The records:
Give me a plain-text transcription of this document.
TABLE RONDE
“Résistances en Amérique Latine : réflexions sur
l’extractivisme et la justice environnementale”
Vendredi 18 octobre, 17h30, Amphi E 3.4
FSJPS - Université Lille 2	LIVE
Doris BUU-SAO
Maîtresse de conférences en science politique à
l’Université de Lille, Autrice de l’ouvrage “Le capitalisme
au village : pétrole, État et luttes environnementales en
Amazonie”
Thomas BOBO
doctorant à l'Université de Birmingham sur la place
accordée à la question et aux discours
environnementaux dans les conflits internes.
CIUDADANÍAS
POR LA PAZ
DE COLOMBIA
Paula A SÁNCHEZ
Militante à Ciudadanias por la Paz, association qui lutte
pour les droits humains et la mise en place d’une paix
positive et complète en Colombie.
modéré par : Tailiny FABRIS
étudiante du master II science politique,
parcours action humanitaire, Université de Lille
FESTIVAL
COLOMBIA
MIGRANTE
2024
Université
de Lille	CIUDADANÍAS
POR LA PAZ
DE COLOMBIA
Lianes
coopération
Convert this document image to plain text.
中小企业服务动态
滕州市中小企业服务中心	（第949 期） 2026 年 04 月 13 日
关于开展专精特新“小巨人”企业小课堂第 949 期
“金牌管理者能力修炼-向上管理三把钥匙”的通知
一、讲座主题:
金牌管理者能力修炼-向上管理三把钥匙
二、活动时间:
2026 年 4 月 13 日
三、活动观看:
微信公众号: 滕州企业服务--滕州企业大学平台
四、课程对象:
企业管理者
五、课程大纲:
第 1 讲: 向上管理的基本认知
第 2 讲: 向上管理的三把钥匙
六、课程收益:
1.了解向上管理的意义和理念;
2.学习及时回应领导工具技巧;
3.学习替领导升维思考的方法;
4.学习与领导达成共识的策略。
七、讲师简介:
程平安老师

Task:
From the data above, gather every line that includes the word "text".

Completed task:
Give me a plain-text transcription of this document.
Convert this document image to plain text.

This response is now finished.